Aim of the task:
In how many lines does the string "classified" appear? Answer with the number only.

Data lines:
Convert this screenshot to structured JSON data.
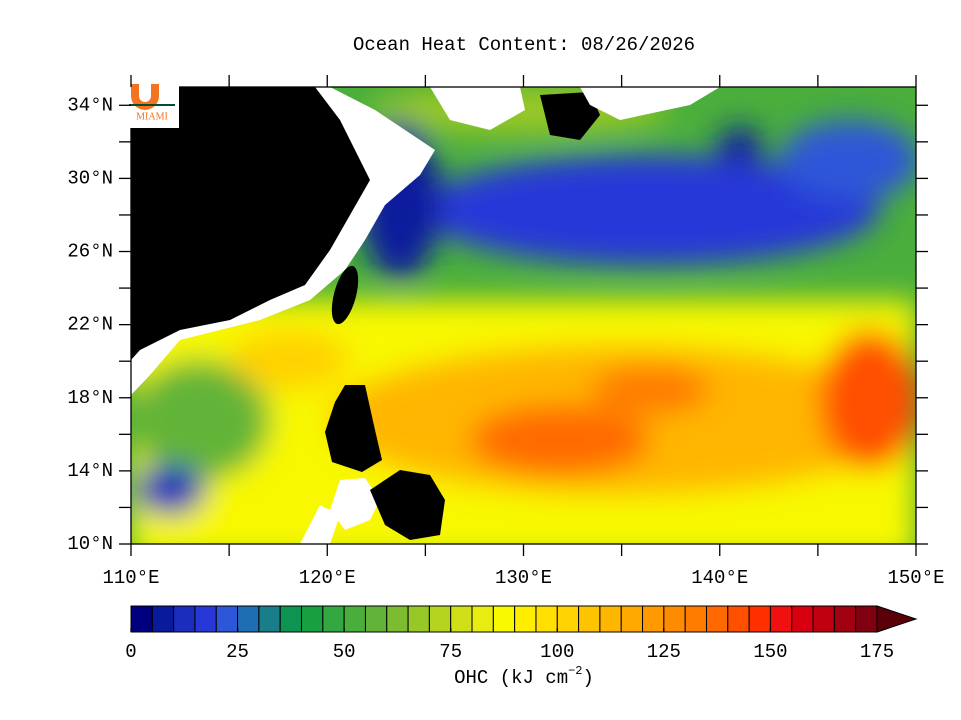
{
  "title": "Ocean Heat Content: 08/26/2026",
  "logo": {
    "text": "MIAMI"
  },
  "map": {
    "xlim": [
      110,
      150
    ],
    "ylim": [
      10,
      35
    ],
    "xticks": [
      {
        "value": 110,
        "label": "110°E"
      },
      {
        "value": 120,
        "label": "120°E"
      },
      {
        "value": 130,
        "label": "130°E"
      },
      {
        "value": 140,
        "label": "140°E"
      },
      {
        "value": 150,
        "label": "150°E"
      }
    ],
    "xminorticks": [
      115,
      125,
      135,
      145
    ],
    "yticks": [
      {
        "value": 10,
        "label": "10°N"
      },
      {
        "value": 14,
        "label": "14°N"
      },
      {
        "value": 18,
        "label": "18°N"
      },
      {
        "value": 22,
        "label": "22°N"
      },
      {
        "value": 26,
        "label": "26°N"
      },
      {
        "value": 30,
        "label": "30°N"
      },
      {
        "value": 34,
        "label": "34°N"
      }
    ],
    "yminorticks": [
      12,
      16,
      20,
      24,
      28,
      32
    ]
  },
  "colorbar": {
    "lim": [
      0,
      175
    ],
    "ticks": [
      0,
      25,
      50,
      75,
      100,
      125,
      150,
      175
    ],
    "colors": [
      "#00007f",
      "#0a1a9c",
      "#1b2dbc",
      "#2838d8",
      "#2e56d8",
      "#1e6eb4",
      "#1a7d8a",
      "#0c9450",
      "#18a040",
      "#33a840",
      "#4aae3c",
      "#62b438",
      "#7cbc30",
      "#98c828",
      "#b4d420",
      "#d0e018",
      "#e8ec10",
      "#f8f800",
      "#ffee00",
      "#ffe000",
      "#ffd200",
      "#ffc400",
      "#ffb600",
      "#ffa800",
      "#ff9a00",
      "#ff8c00",
      "#ff7c00",
      "#ff6a00",
      "#ff5000",
      "#ff3000",
      "#f01010",
      "#d80010",
      "#c00010",
      "#a00010",
      "#800010"
    ],
    "extend_color": "#5a0008",
    "label": [
      "OHC (kJ cm",
      "−2",
      ")"
    ]
  }
}
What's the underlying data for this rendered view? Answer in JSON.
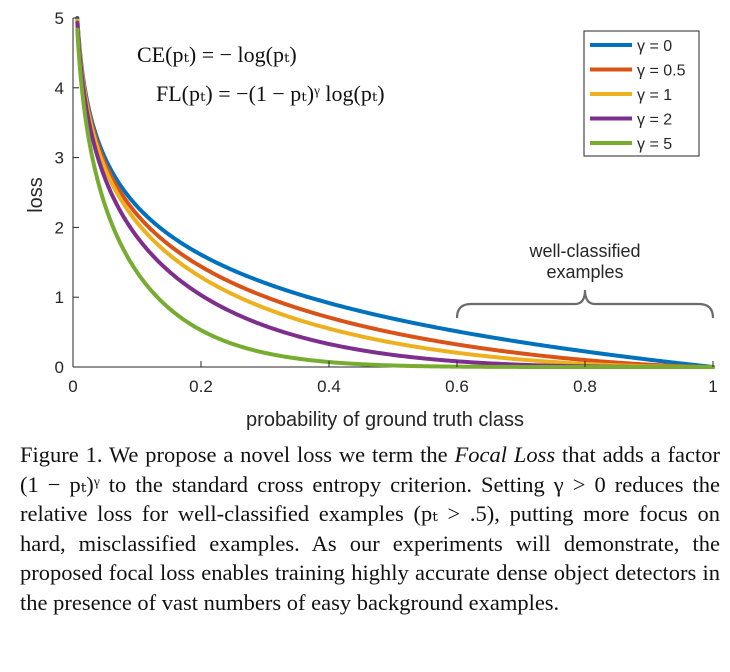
{
  "chart_data": {
    "type": "line",
    "title": "",
    "xlabel": "probability of ground truth class",
    "ylabel": "loss",
    "xlim": [
      0,
      1
    ],
    "ylim": [
      0,
      5
    ],
    "x_ticks": [
      "0",
      "0.2",
      "0.4",
      "0.6",
      "0.8",
      "1"
    ],
    "y_ticks": [
      "0",
      "1",
      "2",
      "3",
      "4",
      "5"
    ],
    "grid": false,
    "legend_position": "top-right",
    "function": "-(1-p)^gamma * log(p)",
    "series": [
      {
        "name": "γ = 0",
        "gamma": 0,
        "color": "#0072BD"
      },
      {
        "name": "γ = 0.5",
        "gamma": 0.5,
        "color": "#D95319"
      },
      {
        "name": "γ = 1",
        "gamma": 1,
        "color": "#EDB120"
      },
      {
        "name": "γ = 2",
        "gamma": 2,
        "color": "#7E2F8E"
      },
      {
        "name": "γ = 5",
        "gamma": 5,
        "color": "#77AC30"
      }
    ],
    "formulas": {
      "ce": "CE(pₜ) = − log(pₜ)",
      "fl": "FL(pₜ) = −(1 − pₜ)ᵞ log(pₜ)"
    },
    "annotation": {
      "line1": "well-classified",
      "line2": "examples",
      "x_range": [
        0.6,
        1.0
      ]
    }
  },
  "caption": {
    "label": "Figure 1. We propose a novel loss we term the ",
    "term": "Focal Loss",
    "part2": " that adds a factor (1 − pₜ)ᵞ to the standard cross entropy criterion. Setting γ > 0 reduces the relative loss for well-classified examples (pₜ > .5), putting more focus on hard, misclassified examples. As our experiments will demonstrate, the proposed focal loss enables training highly accurate dense object detectors in the presence of vast numbers of easy background examples."
  }
}
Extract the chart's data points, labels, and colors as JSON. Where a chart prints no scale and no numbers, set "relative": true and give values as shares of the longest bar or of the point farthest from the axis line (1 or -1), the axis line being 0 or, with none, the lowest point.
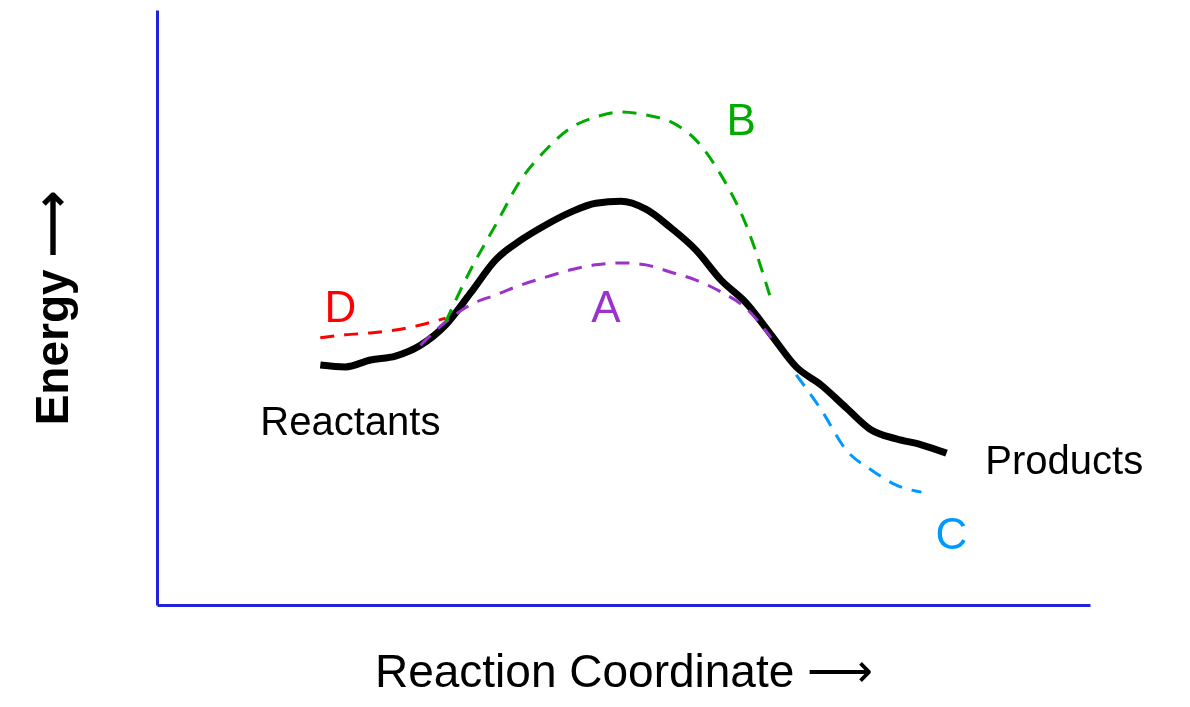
{
  "chart_data": {
    "type": "line",
    "relative": true,
    "xlabel": "Reaction    Coordinate  ⟶",
    "ylabel": "Energy ⟶",
    "categories": [
      null,
      null,
      null,
      null,
      null,
      null,
      null,
      null,
      null,
      null,
      null,
      null,
      null,
      null,
      null,
      null,
      null,
      null,
      null,
      null,
      null,
      null,
      null,
      null,
      null,
      null,
      null,
      null,
      null,
      null,
      null,
      null,
      null,
      null,
      null,
      null,
      null
    ],
    "series": [
      {
        "color": "#000000",
        "line_style": "solid",
        "values": [
          null,
          null,
          null,
          null,
          null,
          null,
          0.487,
          0.483,
          0.497,
          0.505,
          0.527,
          0.568,
          0.633,
          0.7,
          0.74,
          0.771,
          0.797,
          0.815,
          0.819,
          0.803,
          0.765,
          0.72,
          0.659,
          0.613,
          0.548,
          0.483,
          0.446,
          0.4,
          0.355,
          0.337,
          0.325,
          0.308,
          null,
          null,
          null,
          null,
          null
        ]
      },
      {
        "name": "A",
        "color": "#9933cc",
        "line_style": "dashed",
        "values": [
          null,
          null,
          null,
          null,
          null,
          null,
          null,
          null,
          null,
          null,
          0.527,
          0.574,
          0.609,
          0.629,
          0.649,
          0.665,
          0.68,
          0.69,
          0.694,
          0.69,
          0.675,
          0.659,
          0.635,
          0.602,
          0.542,
          null,
          null,
          null,
          null,
          null,
          null,
          null,
          null,
          null,
          null,
          null,
          null
        ]
      },
      {
        "name": "B",
        "color": "#00aa00",
        "line_style": "dashed",
        "values": [
          null,
          null,
          null,
          null,
          null,
          null,
          null,
          null,
          null,
          null,
          null,
          0.574,
          0.68,
          0.771,
          0.862,
          0.923,
          0.968,
          0.99,
          1.0,
          0.994,
          0.98,
          0.943,
          0.872,
          0.771,
          0.619,
          null,
          null,
          null,
          null,
          null,
          null,
          null,
          null,
          null,
          null,
          null,
          null
        ]
      },
      {
        "name": "C",
        "color": "#0099ff",
        "line_style": "dashed",
        "values": [
          null,
          null,
          null,
          null,
          null,
          null,
          null,
          null,
          null,
          null,
          null,
          null,
          null,
          null,
          null,
          null,
          null,
          null,
          null,
          null,
          null,
          null,
          null,
          null,
          null,
          0.467,
          0.396,
          0.314,
          0.274,
          0.243,
          0.229,
          null,
          null,
          null,
          null,
          null,
          null
        ]
      },
      {
        "name": "D",
        "color": "#ff0000",
        "line_style": "dashed",
        "values": [
          null,
          null,
          null,
          null,
          null,
          null,
          0.542,
          0.548,
          0.552,
          0.558,
          0.568,
          0.582,
          null,
          null,
          null,
          null,
          null,
          null,
          null,
          null,
          null,
          null,
          null,
          null,
          null,
          null,
          null,
          null,
          null,
          null,
          null,
          null,
          null,
          null,
          null,
          null,
          null
        ]
      }
    ],
    "annotations": [
      "Reactants",
      "Products"
    ]
  }
}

Answer for this exercise:
2